YOUR TASK
Search the data for the word "Jones" and copy every line that contains it.

- - - -

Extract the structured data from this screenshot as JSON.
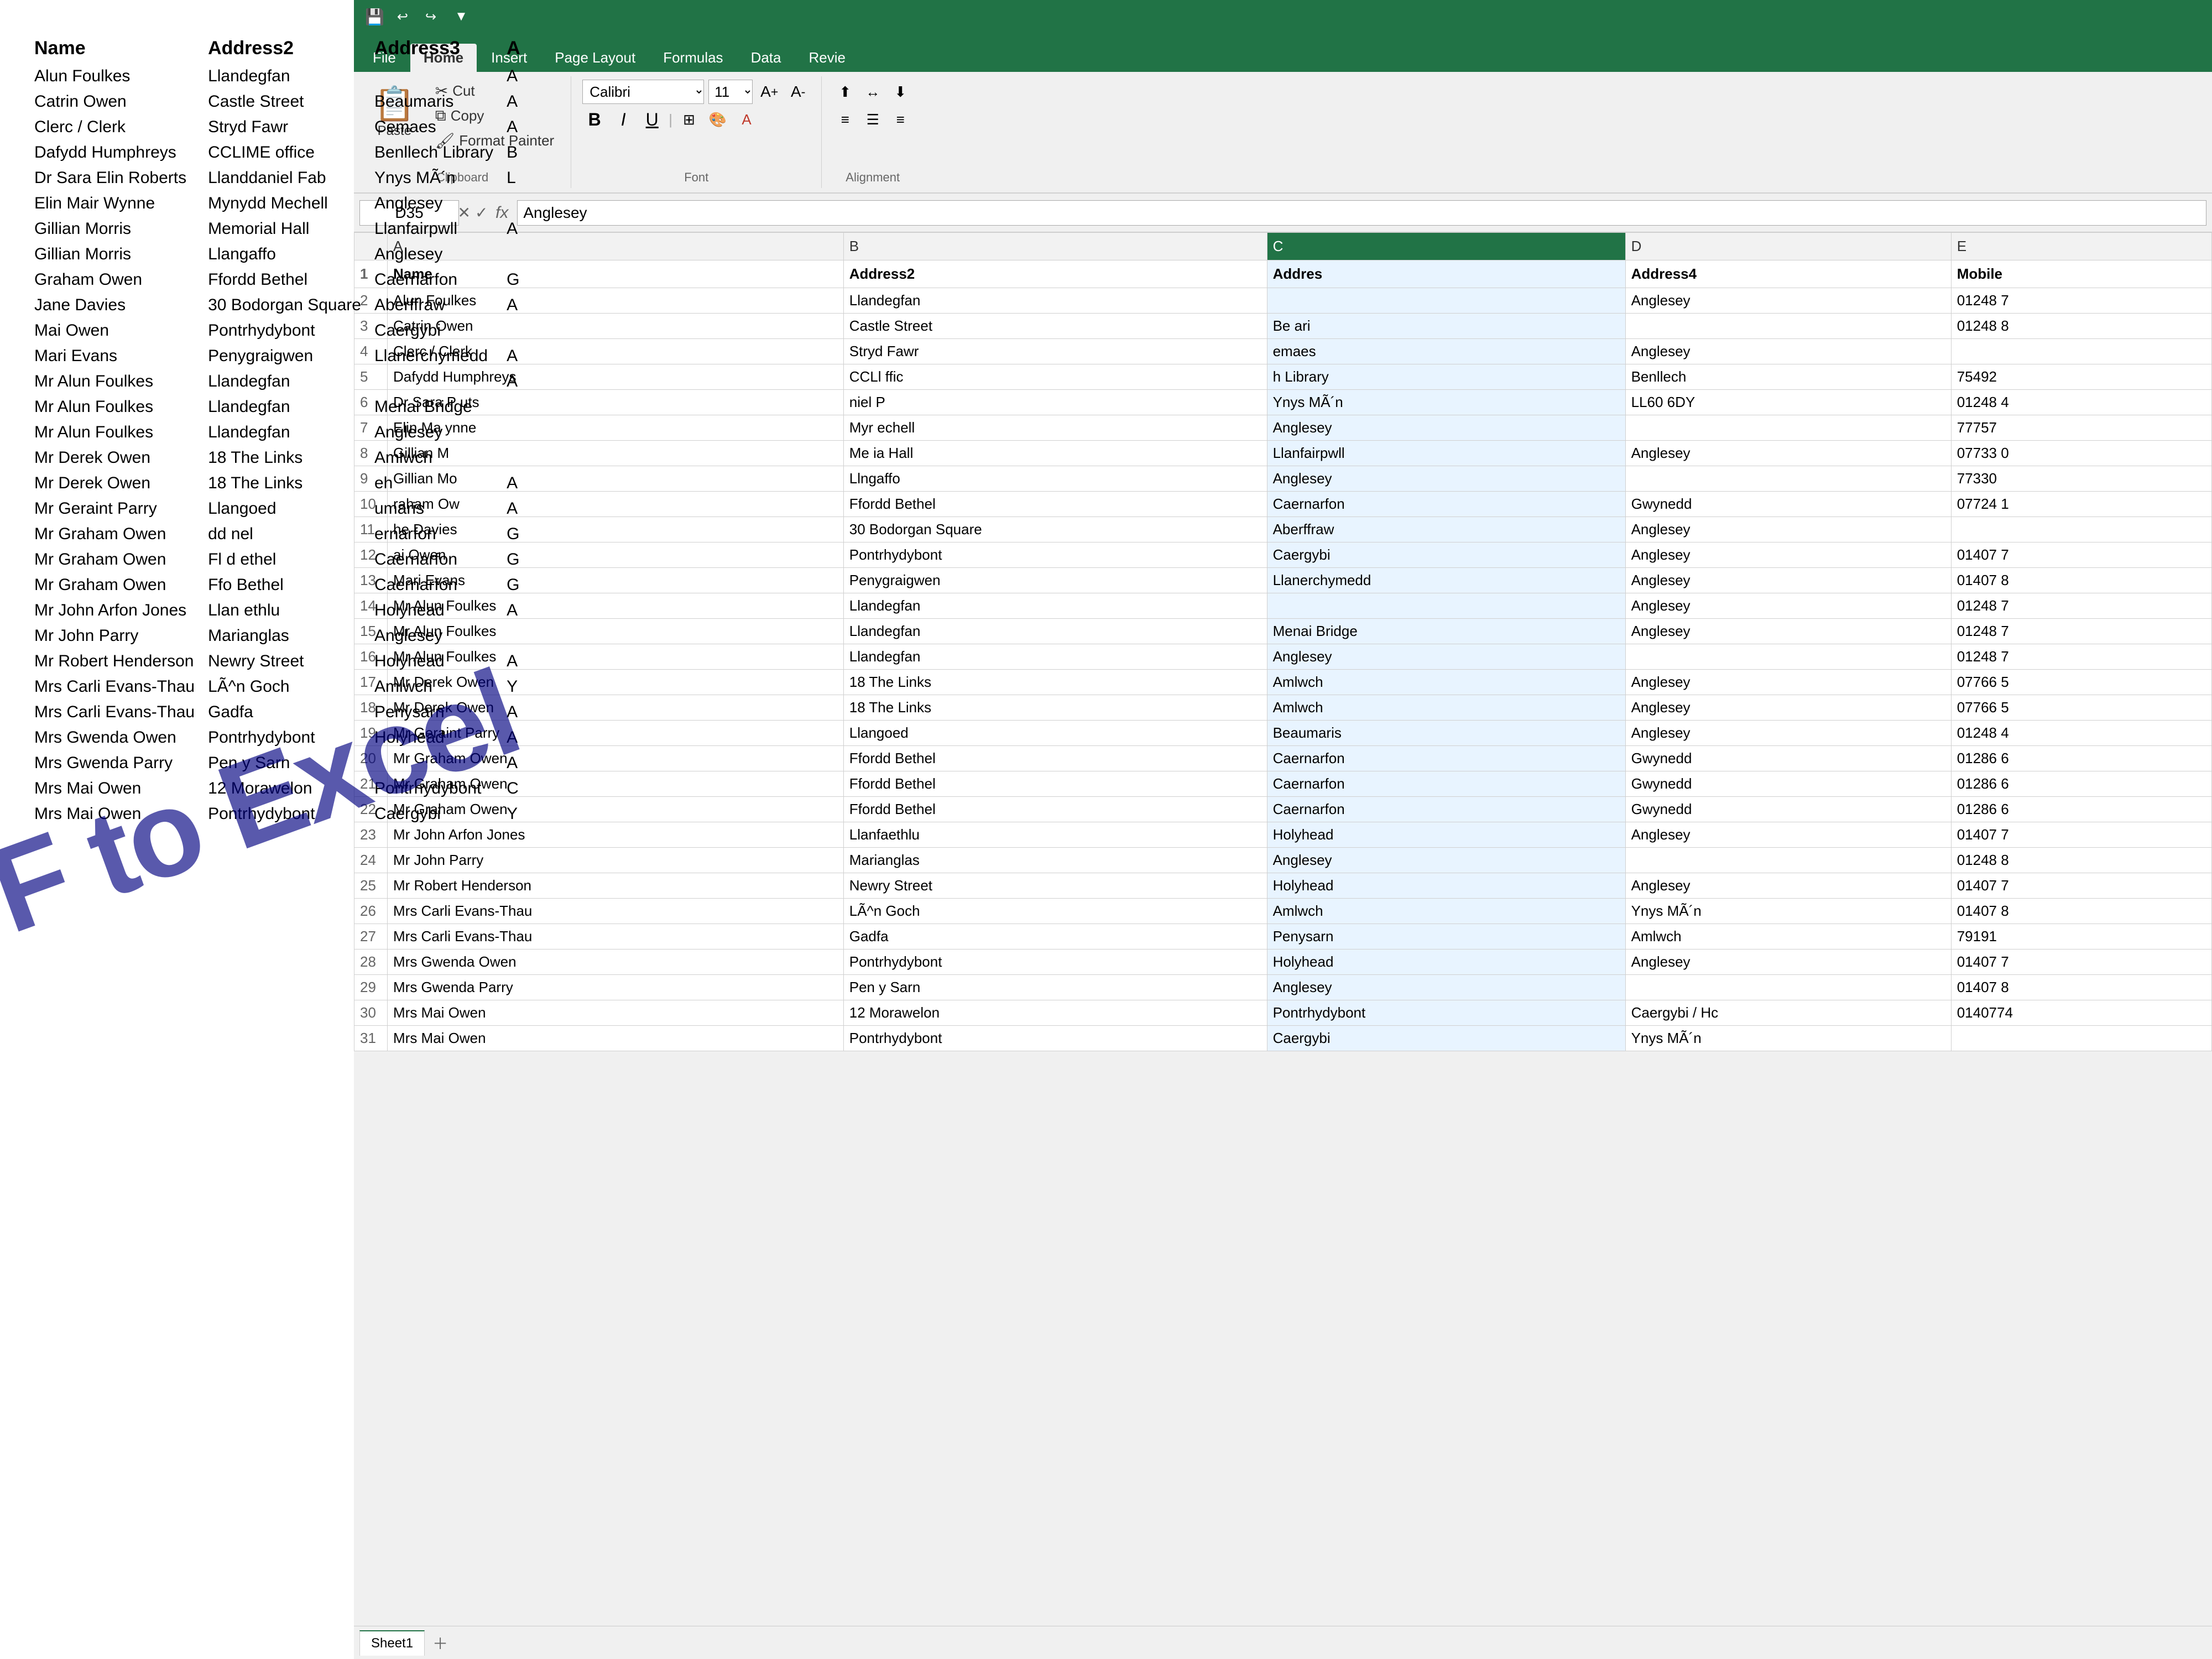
{
  "pdf": {
    "watermark": "PDF to Excel",
    "table": {
      "headers": [
        "Name",
        "Address2",
        "Address3",
        "A"
      ],
      "rows": [
        [
          "Alun Foulkes",
          "Llandegfan",
          "",
          "A"
        ],
        [
          "Catrin Owen",
          "Castle Street",
          "Beaumaris",
          "A"
        ],
        [
          "Clerc / Clerk",
          "Stryd Fawr",
          "Cemaes",
          "A"
        ],
        [
          "Dafydd Humphreys",
          "CCLIME office",
          "Benllech Library",
          "B"
        ],
        [
          "Dr Sara Elin Roberts",
          "Llanddaniel Fab",
          "Ynys MÃ´n",
          "L"
        ],
        [
          "Elin Mair Wynne",
          "Mynydd Mechell",
          "Anglesey",
          ""
        ],
        [
          "Gillian Morris",
          "Memorial Hall",
          "Llanfairpwll",
          "A"
        ],
        [
          "Gillian Morris",
          "Llangaffo",
          "Anglesey",
          ""
        ],
        [
          "Graham Owen",
          "Ffordd Bethel",
          "Caernarfon",
          "G"
        ],
        [
          "Jane Davies",
          "30 Bodorgan Square",
          "Aberffraw",
          "A"
        ],
        [
          "Mai Owen",
          "Pontrhydybont",
          "Caergybi",
          ""
        ],
        [
          "Mari Evans",
          "Penygraigwen",
          "Llanerchymedd",
          "A"
        ],
        [
          "Mr Alun Foulkes",
          "Llandegfan",
          "",
          "A"
        ],
        [
          "Mr Alun Foulkes",
          "Llandegfan",
          "Menai Bridge",
          ""
        ],
        [
          "Mr Alun Foulkes",
          "Llandegfan",
          "Anglesey",
          ""
        ],
        [
          "Mr Derek Owen",
          "18 The Links",
          "Amlwch",
          ""
        ],
        [
          "Mr Derek Owen",
          "18 The Links",
          "eh",
          "A"
        ],
        [
          "Mr Geraint Parry",
          "Llangoed",
          "umaris",
          "A"
        ],
        [
          "Mr Graham Owen",
          "dd nel",
          "ernarfon",
          "G"
        ],
        [
          "Mr Graham Owen",
          "Fl d ethel",
          "Caernarfon",
          "G"
        ],
        [
          "Mr Graham Owen",
          "Ffo Bethel",
          "Caernarfon",
          "G"
        ],
        [
          "Mr John Arfon Jones",
          "Llan ethlu",
          "Holyhead",
          "A"
        ],
        [
          "Mr John Parry",
          "Marianglas",
          "Anglesey",
          ""
        ],
        [
          "Mr Robert Henderson",
          "Newry Street",
          "Holyhead",
          "A"
        ],
        [
          "Mrs Carli Evans-Thau",
          "LÃ^n Goch",
          "Amlwch",
          "Y"
        ],
        [
          "Mrs Carli Evans-Thau",
          "Gadfa",
          "Penysarn",
          "A"
        ],
        [
          "Mrs Gwenda Owen",
          "Pontrhydybont",
          "Holyhead",
          "A"
        ],
        [
          "Mrs Gwenda Parry",
          "Pen y Sarn",
          "",
          "A"
        ],
        [
          "Mrs Mai Owen",
          "12 Morawelon",
          "Pontrhydybont",
          "C"
        ],
        [
          "Mrs Mai Owen",
          "Pontrhydybont",
          "Caergybi",
          "Y"
        ]
      ]
    }
  },
  "excel": {
    "title_bar": {
      "save_icon": "💾",
      "undo_icon": "↩",
      "redo_icon": "↪"
    },
    "ribbon": {
      "tabs": [
        "File",
        "Home",
        "Insert",
        "Page Layout",
        "Formulas",
        "Data",
        "Revie"
      ],
      "active_tab": "Home",
      "clipboard": {
        "label": "Clipboard",
        "cut_label": "Cut",
        "copy_label": "Copy",
        "paste_label": "Paste",
        "format_painter_label": "Format Painter"
      },
      "font": {
        "label": "Font",
        "name": "Calibri",
        "size": "11",
        "bold_label": "B",
        "italic_label": "I",
        "underline_label": "U"
      }
    },
    "formula_bar": {
      "cell_ref": "D35",
      "formula": "Anglesey"
    },
    "columns": [
      "",
      "A",
      "B",
      "C",
      "D",
      "E"
    ],
    "col_labels": {
      "A": "Name",
      "B": "Address2",
      "C": "Address3 (Addres)",
      "D": "Address4",
      "E": "Mobile"
    },
    "rows": [
      {
        "num": 1,
        "a": "Name",
        "b": "Address2",
        "c": "Addres",
        "d": "Address4",
        "e": "Mobile"
      },
      {
        "num": 2,
        "a": "Alun Foulkes",
        "b": "Llandegfan",
        "c": "",
        "d": "Anglesey",
        "e": "01248 7"
      },
      {
        "num": 3,
        "a": "Catrin Owen",
        "b": "Castle Street",
        "c": "Be ari",
        "d": "",
        "e": "01248 8"
      },
      {
        "num": 4,
        "a": "Clerc / Clerk",
        "b": "Stryd Fawr",
        "c": "emaes",
        "d": "Anglesey",
        "e": ""
      },
      {
        "num": 5,
        "a": "Dafydd Humphreys",
        "b": "CCLl ffic",
        "c": "h Library",
        "d": "Benllech",
        "e": "75492"
      },
      {
        "num": 6,
        "a": "Dr Sara P uts",
        "b": "niel P",
        "c": "Ynys MÃ´n",
        "d": "LL60 6DY",
        "e": "01248 4"
      },
      {
        "num": 7,
        "a": "Elin Ma ynne",
        "b": "Myr echell",
        "c": "Anglesey",
        "d": "",
        "e": "77757"
      },
      {
        "num": 8,
        "a": "Gillian M",
        "b": "Me ia Hall",
        "c": "Llanfairpwll",
        "d": "Anglesey",
        "e": "07733 0"
      },
      {
        "num": 9,
        "a": "Gillian Mo",
        "b": "Llngaffo",
        "c": "Anglesey",
        "d": "",
        "e": "77330"
      },
      {
        "num": 10,
        "a": "raham Ow",
        "b": "Ffordd Bethel",
        "c": "Caernarfon",
        "d": "Gwynedd",
        "e": "07724 1"
      },
      {
        "num": 11,
        "a": "he Davies",
        "b": "30 Bodorgan Square",
        "c": "Aberffraw",
        "d": "Anglesey",
        "e": ""
      },
      {
        "num": 12,
        "a": "ai Owen",
        "b": "Pontrhydybont",
        "c": "Caergybi",
        "d": "Anglesey",
        "e": "01407 7"
      },
      {
        "num": 13,
        "a": "Mari Evans",
        "b": "Penygraigwen",
        "c": "Llanerchymedd",
        "d": "Anglesey",
        "e": "01407 8"
      },
      {
        "num": 14,
        "a": "Mr Alun Foulkes",
        "b": "Llandegfan",
        "c": "",
        "d": "Anglesey",
        "e": "01248 7"
      },
      {
        "num": 15,
        "a": "Mr Alun Foulkes",
        "b": "Llandegfan",
        "c": "Menai Bridge",
        "d": "Anglesey",
        "e": "01248 7"
      },
      {
        "num": 16,
        "a": "Mr Alun Foulkes",
        "b": "Llandegfan",
        "c": "Anglesey",
        "d": "",
        "e": "01248 7"
      },
      {
        "num": 17,
        "a": "Mr Derek Owen",
        "b": "18 The Links",
        "c": "Amlwch",
        "d": "Anglesey",
        "e": "07766 5"
      },
      {
        "num": 18,
        "a": "Mr Derek Owen",
        "b": "18 The Links",
        "c": "Amlwch",
        "d": "Anglesey",
        "e": "07766 5"
      },
      {
        "num": 19,
        "a": "Mr Geraint Parry",
        "b": "Llangoed",
        "c": "Beaumaris",
        "d": "Anglesey",
        "e": "01248 4"
      },
      {
        "num": 20,
        "a": "Mr Graham Owen",
        "b": "Ffordd Bethel",
        "c": "Caernarfon",
        "d": "Gwynedd",
        "e": "01286 6"
      },
      {
        "num": 21,
        "a": "Mr Graham Owen",
        "b": "Ffordd Bethel",
        "c": "Caernarfon",
        "d": "Gwynedd",
        "e": "01286 6"
      },
      {
        "num": 22,
        "a": "Mr Graham Owen",
        "b": "Ffordd Bethel",
        "c": "Caernarfon",
        "d": "Gwynedd",
        "e": "01286 6"
      },
      {
        "num": 23,
        "a": "Mr John Arfon Jones",
        "b": "Llanfaethlu",
        "c": "Holyhead",
        "d": "Anglesey",
        "e": "01407 7"
      },
      {
        "num": 24,
        "a": "Mr John Parry",
        "b": "Marianglas",
        "c": "Anglesey",
        "d": "",
        "e": "01248 8"
      },
      {
        "num": 25,
        "a": "Mr Robert Henderson",
        "b": "Newry Street",
        "c": "Holyhead",
        "d": "Anglesey",
        "e": "01407 7"
      },
      {
        "num": 26,
        "a": "Mrs Carli Evans-Thau",
        "b": "LÃ^n Goch",
        "c": "Amlwch",
        "d": "Ynys MÃ´n",
        "e": "01407 8"
      },
      {
        "num": 27,
        "a": "Mrs Carli Evans-Thau",
        "b": "Gadfa",
        "c": "Penysarn",
        "d": "Amlwch",
        "e": "79191"
      },
      {
        "num": 28,
        "a": "Mrs Gwenda Owen",
        "b": "Pontrhydybont",
        "c": "Holyhead",
        "d": "Anglesey",
        "e": "01407 7"
      },
      {
        "num": 29,
        "a": "Mrs Gwenda Parry",
        "b": "Pen y Sarn",
        "c": "Anglesey",
        "d": "",
        "e": "01407 8"
      },
      {
        "num": 30,
        "a": "Mrs Mai Owen",
        "b": "12 Morawelon",
        "c": "Pontrhydybont",
        "d": "Caergybi / Hc",
        "e": "0140774"
      },
      {
        "num": 31,
        "a": "Mrs Mai Owen",
        "b": "Pontrhydybont",
        "c": "Caergybi",
        "d": "Ynys MÃ´n",
        "e": ""
      }
    ],
    "sheet_tabs": [
      "Sheet1"
    ]
  }
}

- - - -

OUTPUT FOR THIS TASK
          "Mr John Arfon Jones",
        "a": "Mr John Arfon Jones",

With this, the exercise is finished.